In the data below, find every line that has the string "Question", and copy it.

**Dataset records**
====
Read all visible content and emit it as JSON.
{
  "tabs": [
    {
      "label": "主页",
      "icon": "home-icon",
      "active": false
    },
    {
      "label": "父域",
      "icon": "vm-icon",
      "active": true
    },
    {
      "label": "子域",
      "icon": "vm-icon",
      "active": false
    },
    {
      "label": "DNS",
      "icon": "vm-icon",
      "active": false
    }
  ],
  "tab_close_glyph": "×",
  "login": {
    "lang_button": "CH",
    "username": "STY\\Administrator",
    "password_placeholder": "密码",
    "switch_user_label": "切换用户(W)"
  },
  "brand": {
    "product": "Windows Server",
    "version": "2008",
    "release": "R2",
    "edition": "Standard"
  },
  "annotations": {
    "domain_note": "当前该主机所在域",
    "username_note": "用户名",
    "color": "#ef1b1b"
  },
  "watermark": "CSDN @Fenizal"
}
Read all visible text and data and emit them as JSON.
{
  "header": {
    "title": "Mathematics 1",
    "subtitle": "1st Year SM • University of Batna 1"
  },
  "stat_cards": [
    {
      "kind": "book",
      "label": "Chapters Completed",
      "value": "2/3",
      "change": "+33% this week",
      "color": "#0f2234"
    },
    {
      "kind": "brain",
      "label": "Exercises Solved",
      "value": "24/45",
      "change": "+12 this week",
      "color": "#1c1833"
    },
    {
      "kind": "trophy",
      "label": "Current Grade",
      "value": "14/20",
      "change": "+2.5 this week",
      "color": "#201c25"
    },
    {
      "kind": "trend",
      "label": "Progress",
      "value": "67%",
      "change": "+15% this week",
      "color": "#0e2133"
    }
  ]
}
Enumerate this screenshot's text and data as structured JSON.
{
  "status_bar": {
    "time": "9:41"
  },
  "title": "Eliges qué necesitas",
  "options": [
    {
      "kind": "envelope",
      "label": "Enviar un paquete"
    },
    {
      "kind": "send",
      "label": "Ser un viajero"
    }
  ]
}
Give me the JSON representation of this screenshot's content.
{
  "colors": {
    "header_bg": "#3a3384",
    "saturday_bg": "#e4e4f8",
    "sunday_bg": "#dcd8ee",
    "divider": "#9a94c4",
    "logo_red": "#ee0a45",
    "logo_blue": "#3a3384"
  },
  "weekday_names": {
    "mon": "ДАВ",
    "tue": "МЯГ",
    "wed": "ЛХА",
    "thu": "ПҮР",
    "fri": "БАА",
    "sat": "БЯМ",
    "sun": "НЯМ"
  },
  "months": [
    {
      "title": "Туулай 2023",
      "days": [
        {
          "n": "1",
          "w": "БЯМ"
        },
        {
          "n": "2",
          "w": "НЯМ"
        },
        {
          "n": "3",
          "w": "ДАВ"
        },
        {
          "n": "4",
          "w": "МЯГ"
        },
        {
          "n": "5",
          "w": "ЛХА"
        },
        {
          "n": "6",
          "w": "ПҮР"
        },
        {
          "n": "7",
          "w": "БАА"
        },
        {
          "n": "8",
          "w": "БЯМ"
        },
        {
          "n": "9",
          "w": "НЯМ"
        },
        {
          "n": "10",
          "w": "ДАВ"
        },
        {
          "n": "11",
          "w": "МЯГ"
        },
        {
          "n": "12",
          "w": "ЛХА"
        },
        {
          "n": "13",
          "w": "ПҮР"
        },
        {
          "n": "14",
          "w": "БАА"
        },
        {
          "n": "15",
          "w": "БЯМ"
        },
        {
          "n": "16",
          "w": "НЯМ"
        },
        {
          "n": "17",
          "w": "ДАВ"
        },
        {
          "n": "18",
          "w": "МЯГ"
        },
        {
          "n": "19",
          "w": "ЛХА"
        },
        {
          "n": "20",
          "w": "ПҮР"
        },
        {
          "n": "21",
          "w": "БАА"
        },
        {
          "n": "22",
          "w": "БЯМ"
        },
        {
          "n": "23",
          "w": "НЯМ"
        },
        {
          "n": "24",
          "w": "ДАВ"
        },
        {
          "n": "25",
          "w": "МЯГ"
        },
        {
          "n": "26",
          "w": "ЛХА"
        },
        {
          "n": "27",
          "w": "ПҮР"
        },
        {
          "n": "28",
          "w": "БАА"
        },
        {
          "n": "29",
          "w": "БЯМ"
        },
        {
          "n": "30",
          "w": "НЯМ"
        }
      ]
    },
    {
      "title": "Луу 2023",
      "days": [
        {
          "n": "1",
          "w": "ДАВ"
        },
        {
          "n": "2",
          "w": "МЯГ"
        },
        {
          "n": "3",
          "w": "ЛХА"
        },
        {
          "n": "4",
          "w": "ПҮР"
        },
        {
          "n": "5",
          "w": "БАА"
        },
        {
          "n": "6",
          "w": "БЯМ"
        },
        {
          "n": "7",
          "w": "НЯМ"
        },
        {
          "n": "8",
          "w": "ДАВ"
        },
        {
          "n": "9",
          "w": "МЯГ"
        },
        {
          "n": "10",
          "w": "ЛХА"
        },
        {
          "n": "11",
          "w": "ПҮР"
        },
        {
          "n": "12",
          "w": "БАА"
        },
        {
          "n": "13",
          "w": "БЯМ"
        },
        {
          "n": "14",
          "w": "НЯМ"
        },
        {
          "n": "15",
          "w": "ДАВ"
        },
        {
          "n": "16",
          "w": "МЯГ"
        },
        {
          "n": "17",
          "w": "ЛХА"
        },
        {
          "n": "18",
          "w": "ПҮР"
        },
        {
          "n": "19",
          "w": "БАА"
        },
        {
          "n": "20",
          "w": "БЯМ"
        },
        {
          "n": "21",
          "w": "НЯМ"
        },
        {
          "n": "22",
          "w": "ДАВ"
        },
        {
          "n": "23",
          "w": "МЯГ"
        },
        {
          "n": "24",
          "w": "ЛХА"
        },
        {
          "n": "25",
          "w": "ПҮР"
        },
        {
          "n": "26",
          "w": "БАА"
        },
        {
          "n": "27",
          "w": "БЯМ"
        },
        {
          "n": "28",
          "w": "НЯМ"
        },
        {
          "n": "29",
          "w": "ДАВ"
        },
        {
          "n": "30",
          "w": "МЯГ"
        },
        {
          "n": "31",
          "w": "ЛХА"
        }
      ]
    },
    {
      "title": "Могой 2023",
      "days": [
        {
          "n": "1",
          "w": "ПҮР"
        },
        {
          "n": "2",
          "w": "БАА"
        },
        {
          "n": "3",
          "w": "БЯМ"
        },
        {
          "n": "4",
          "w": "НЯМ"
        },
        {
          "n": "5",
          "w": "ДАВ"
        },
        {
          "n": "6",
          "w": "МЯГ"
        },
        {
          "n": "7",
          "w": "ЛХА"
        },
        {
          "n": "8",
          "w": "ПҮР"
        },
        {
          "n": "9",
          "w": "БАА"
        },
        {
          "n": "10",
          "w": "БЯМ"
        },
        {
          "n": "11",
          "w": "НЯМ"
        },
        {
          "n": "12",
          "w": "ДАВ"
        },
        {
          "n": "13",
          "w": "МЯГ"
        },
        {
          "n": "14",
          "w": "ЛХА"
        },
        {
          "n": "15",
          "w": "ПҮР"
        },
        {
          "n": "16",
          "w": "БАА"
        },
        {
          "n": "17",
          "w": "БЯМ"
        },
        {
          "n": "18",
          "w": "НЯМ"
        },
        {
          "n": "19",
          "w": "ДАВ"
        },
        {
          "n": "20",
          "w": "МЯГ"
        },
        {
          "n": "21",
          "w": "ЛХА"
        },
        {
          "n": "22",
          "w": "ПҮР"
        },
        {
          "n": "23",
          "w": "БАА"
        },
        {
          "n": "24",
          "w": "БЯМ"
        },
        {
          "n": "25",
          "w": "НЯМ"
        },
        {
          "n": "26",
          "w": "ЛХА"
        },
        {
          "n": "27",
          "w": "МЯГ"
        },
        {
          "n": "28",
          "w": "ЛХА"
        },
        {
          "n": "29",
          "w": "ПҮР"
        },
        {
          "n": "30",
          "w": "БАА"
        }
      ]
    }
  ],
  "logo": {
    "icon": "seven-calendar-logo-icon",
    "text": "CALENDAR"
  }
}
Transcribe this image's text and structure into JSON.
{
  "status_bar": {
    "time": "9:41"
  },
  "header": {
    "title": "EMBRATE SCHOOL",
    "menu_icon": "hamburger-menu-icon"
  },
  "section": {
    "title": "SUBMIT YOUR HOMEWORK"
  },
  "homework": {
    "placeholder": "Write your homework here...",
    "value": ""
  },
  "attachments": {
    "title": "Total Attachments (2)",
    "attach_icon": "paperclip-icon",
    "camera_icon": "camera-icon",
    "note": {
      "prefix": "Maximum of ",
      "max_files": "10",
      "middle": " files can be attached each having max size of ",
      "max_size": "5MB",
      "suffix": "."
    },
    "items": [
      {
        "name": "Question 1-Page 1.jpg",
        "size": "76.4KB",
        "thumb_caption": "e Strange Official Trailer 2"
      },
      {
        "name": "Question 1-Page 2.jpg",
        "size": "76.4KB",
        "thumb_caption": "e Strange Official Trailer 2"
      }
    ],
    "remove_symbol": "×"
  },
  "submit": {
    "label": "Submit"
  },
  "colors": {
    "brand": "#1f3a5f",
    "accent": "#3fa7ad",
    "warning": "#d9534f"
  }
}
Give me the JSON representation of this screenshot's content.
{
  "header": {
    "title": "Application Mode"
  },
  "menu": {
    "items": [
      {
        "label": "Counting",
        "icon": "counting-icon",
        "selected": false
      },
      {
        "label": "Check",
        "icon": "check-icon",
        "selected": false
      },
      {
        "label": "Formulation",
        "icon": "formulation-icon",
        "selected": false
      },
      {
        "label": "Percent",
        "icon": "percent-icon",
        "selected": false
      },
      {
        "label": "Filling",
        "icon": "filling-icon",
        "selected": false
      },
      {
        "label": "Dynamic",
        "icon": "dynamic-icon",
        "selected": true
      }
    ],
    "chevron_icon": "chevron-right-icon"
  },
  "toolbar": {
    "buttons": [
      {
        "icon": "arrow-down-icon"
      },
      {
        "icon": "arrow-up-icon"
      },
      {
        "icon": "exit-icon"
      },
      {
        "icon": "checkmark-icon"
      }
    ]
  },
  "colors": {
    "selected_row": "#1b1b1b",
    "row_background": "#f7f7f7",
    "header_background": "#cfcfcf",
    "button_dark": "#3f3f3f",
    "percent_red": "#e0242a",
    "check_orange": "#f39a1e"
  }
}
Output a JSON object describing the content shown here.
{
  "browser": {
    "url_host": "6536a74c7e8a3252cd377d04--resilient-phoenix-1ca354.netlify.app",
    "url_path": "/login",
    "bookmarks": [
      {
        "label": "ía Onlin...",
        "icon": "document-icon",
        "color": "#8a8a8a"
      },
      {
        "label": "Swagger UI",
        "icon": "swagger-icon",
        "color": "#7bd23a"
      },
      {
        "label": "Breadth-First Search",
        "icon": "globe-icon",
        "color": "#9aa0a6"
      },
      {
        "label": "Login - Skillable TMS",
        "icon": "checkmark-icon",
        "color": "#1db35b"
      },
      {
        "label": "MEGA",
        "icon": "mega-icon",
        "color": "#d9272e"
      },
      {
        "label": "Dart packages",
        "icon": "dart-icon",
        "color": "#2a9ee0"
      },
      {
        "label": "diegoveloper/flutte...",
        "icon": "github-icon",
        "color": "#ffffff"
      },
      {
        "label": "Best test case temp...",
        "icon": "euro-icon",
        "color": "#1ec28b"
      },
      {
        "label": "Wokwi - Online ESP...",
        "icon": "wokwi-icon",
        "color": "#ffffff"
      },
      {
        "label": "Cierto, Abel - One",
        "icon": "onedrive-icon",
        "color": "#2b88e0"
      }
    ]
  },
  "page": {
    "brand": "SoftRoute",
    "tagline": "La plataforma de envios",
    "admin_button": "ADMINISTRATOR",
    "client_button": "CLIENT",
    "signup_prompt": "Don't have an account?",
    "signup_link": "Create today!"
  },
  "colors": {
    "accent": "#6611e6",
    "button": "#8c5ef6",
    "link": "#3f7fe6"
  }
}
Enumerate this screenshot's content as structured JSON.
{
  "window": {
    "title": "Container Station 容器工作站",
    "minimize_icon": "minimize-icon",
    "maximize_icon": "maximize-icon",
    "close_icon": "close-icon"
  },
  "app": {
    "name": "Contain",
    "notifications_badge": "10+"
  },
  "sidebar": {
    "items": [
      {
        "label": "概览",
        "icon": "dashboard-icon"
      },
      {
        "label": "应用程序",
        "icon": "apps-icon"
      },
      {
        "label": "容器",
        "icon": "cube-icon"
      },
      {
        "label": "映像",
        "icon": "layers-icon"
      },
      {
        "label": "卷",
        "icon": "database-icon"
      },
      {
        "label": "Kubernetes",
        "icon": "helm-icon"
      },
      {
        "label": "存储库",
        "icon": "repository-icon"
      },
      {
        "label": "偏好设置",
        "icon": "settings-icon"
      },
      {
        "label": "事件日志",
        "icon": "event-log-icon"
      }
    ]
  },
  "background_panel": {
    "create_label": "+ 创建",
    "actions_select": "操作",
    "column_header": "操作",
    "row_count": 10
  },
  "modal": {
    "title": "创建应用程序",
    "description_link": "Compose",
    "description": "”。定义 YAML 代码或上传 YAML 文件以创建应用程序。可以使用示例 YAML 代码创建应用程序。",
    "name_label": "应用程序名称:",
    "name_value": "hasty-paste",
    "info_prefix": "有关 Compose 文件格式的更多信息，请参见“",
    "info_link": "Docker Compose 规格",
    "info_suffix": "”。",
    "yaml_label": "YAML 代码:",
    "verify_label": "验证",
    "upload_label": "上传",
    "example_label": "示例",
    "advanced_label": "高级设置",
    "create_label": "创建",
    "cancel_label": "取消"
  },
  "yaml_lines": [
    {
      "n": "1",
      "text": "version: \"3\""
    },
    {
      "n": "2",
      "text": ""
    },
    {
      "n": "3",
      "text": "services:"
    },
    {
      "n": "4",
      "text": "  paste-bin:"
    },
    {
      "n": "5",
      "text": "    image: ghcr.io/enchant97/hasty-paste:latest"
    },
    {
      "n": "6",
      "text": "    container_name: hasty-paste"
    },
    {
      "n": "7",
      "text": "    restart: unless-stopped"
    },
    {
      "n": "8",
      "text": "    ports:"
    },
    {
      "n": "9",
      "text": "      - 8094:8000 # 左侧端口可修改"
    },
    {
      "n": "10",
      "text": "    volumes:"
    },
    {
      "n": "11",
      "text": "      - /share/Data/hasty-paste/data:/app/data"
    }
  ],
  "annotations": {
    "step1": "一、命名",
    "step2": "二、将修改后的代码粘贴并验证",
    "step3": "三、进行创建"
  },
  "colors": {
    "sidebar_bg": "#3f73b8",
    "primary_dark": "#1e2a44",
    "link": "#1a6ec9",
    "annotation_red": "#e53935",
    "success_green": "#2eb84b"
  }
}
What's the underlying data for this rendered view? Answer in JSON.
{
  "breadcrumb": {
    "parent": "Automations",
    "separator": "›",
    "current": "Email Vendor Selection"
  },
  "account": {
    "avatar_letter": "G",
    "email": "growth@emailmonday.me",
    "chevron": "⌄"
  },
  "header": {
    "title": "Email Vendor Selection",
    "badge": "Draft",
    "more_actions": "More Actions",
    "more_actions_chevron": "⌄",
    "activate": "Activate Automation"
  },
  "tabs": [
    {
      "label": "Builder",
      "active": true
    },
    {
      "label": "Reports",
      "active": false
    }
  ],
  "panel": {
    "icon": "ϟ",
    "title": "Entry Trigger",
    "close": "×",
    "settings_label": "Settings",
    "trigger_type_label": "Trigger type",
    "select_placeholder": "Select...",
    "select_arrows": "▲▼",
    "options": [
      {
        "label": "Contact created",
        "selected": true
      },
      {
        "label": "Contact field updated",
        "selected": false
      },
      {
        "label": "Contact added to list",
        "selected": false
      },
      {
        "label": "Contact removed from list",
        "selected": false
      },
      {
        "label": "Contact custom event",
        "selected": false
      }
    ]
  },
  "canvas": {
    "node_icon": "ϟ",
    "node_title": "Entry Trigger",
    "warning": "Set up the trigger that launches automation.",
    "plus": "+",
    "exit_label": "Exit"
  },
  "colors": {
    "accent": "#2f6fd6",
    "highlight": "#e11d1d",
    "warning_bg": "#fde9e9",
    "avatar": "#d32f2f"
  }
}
====
**Exercise result**
        "name": "Question 1-Page 1.jpg",
        "name": "Question 1-Page 2.jpg",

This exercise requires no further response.